Directions> Wherever a line holds the word "main", copy that line out.

Dataset items:
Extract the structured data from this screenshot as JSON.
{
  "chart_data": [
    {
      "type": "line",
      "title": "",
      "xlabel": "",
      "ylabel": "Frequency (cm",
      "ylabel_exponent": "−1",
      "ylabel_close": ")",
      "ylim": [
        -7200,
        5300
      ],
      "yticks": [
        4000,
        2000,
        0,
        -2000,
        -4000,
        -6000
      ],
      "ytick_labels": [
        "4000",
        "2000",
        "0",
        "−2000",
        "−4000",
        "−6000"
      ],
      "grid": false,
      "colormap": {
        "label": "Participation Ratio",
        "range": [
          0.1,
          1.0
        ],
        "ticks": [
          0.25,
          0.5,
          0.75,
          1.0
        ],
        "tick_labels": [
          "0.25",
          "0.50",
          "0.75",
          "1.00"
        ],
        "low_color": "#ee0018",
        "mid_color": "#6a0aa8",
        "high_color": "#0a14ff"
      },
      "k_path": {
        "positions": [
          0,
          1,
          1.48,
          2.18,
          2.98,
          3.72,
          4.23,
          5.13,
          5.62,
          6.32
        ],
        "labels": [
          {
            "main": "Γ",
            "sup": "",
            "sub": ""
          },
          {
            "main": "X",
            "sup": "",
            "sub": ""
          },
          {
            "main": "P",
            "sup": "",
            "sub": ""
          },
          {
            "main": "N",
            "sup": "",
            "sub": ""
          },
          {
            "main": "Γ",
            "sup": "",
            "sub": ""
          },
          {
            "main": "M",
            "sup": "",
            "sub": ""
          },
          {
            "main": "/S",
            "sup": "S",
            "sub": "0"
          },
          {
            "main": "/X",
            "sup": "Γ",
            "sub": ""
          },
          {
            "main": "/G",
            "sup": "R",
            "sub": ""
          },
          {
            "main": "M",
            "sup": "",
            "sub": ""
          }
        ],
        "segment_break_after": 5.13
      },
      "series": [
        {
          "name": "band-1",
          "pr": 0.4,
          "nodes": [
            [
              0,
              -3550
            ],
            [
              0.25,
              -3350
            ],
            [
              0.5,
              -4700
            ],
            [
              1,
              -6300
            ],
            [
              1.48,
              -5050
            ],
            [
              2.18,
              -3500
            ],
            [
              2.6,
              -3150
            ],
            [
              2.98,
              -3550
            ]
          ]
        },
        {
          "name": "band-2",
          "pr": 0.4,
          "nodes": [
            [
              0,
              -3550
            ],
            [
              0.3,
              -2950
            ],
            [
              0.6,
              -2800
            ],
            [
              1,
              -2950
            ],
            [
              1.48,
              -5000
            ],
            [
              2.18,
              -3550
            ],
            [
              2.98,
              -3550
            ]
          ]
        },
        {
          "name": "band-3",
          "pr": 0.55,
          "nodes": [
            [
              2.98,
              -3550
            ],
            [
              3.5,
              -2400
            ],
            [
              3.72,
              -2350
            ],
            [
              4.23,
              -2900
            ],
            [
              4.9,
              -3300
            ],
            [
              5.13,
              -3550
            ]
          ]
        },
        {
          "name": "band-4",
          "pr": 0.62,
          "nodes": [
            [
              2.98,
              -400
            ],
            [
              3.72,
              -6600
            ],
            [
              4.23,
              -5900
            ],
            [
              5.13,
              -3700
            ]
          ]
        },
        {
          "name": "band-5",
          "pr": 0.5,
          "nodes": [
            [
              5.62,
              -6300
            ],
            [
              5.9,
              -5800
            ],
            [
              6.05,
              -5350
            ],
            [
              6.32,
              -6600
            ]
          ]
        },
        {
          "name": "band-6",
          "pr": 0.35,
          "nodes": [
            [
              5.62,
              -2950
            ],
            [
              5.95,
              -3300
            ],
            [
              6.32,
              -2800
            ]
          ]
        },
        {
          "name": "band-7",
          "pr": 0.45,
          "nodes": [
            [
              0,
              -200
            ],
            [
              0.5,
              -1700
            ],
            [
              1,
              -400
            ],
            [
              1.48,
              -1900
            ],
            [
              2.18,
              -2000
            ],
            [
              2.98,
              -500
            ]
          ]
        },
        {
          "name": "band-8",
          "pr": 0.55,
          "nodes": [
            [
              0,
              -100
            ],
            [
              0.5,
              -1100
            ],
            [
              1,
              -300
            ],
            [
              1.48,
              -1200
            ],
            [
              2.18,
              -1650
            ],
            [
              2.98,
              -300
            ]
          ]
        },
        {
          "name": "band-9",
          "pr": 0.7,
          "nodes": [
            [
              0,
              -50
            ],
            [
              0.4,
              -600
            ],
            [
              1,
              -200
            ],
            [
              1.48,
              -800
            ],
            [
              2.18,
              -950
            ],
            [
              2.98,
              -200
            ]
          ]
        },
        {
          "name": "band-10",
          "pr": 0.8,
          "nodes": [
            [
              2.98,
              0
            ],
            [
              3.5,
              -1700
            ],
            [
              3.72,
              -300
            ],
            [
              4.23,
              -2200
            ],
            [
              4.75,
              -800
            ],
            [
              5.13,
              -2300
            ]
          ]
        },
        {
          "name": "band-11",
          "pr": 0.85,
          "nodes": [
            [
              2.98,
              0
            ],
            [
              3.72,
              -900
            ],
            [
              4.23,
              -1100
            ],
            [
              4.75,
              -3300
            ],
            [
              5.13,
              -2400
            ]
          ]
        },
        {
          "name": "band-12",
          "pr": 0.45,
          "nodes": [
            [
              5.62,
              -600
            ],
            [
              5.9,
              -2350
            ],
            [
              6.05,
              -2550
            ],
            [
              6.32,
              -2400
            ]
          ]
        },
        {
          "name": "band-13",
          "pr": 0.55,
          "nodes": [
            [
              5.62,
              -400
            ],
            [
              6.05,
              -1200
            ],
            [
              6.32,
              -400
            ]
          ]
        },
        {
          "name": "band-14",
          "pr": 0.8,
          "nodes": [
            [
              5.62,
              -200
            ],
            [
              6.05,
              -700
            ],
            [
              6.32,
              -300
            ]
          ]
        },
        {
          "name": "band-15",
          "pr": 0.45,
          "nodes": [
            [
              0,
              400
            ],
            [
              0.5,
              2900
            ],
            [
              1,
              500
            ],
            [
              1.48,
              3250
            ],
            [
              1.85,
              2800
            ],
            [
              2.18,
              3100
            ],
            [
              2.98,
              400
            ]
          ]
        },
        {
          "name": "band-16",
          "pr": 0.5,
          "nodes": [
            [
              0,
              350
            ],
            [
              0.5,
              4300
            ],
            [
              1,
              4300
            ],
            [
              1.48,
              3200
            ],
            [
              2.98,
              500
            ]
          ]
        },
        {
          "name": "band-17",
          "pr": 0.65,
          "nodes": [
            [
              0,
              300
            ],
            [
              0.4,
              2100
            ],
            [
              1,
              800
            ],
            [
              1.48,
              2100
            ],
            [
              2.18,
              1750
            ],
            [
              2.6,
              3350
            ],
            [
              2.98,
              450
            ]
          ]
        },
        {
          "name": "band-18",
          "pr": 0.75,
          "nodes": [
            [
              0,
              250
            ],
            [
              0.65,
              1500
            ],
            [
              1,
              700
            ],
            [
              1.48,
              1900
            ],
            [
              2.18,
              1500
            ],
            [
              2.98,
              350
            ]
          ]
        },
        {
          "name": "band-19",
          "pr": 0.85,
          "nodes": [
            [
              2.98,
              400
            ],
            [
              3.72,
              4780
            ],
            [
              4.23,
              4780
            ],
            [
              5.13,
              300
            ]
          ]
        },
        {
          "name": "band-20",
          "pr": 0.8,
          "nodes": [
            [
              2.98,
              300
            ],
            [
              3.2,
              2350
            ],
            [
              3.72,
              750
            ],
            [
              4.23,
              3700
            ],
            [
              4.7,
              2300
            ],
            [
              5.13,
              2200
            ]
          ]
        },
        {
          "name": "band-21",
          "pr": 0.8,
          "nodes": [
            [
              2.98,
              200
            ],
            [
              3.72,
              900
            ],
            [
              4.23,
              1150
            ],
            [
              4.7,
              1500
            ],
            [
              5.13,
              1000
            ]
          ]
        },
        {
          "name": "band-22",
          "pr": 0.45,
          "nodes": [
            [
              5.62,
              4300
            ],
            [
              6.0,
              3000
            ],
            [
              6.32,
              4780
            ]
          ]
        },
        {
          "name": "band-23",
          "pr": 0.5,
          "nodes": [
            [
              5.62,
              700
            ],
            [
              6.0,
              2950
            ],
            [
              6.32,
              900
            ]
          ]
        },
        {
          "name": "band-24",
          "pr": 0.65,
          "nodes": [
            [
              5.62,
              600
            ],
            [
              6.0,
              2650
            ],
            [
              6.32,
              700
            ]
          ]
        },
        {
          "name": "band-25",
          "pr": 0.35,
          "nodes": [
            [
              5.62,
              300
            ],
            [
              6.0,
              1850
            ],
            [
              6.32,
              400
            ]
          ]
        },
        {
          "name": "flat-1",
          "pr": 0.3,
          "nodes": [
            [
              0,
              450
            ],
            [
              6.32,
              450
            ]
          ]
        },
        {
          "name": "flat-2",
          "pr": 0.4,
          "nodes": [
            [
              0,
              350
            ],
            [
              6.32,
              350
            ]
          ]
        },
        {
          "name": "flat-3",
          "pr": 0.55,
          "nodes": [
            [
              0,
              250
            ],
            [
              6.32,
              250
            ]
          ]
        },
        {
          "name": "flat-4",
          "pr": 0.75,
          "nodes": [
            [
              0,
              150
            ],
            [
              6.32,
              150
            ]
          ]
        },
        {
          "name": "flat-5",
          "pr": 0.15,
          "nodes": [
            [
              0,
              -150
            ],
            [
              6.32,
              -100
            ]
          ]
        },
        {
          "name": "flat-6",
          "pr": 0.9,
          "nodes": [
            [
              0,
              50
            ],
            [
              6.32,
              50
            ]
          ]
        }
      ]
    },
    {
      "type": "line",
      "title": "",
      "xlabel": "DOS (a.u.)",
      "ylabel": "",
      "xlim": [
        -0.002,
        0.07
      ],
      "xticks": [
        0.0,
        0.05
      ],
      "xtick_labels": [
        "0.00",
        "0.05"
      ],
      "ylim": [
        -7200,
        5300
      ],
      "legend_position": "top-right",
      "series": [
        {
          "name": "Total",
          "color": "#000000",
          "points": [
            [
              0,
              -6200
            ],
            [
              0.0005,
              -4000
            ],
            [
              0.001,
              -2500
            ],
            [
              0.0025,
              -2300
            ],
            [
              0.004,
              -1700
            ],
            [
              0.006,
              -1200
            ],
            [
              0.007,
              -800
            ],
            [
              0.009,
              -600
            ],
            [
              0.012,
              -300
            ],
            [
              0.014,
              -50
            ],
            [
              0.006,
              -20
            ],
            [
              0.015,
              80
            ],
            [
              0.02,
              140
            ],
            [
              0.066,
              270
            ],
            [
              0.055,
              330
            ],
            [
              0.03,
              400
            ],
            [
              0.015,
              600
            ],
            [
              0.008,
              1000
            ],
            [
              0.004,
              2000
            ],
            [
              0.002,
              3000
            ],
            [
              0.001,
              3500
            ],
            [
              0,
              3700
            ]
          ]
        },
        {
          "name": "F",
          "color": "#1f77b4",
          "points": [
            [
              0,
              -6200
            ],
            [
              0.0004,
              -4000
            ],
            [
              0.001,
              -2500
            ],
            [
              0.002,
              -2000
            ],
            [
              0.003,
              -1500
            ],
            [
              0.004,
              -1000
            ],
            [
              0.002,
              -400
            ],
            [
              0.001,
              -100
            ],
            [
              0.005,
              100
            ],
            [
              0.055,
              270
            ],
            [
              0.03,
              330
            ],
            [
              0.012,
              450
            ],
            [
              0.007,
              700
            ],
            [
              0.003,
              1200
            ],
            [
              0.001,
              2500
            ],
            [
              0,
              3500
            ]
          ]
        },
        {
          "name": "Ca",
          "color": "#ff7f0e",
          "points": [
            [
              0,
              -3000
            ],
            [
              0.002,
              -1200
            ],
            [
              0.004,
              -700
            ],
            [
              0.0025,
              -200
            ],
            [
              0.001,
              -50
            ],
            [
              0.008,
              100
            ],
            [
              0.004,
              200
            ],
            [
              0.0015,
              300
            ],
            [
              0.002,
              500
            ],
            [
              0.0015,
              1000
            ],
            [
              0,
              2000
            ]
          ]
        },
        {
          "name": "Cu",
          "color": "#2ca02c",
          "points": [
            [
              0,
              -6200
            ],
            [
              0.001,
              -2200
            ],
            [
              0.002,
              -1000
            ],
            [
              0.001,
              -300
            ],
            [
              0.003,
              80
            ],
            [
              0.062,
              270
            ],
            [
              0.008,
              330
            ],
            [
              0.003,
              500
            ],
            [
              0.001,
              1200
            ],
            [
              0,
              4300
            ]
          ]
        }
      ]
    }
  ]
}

Completed task>
            "main": "Γ",
            "main": "X",
            "main": "P",
            "main": "N",
            "main": "Γ",
            "main": "M",
            "main": "/S",
            "main": "/X",
            "main": "/G",
            "main": "M",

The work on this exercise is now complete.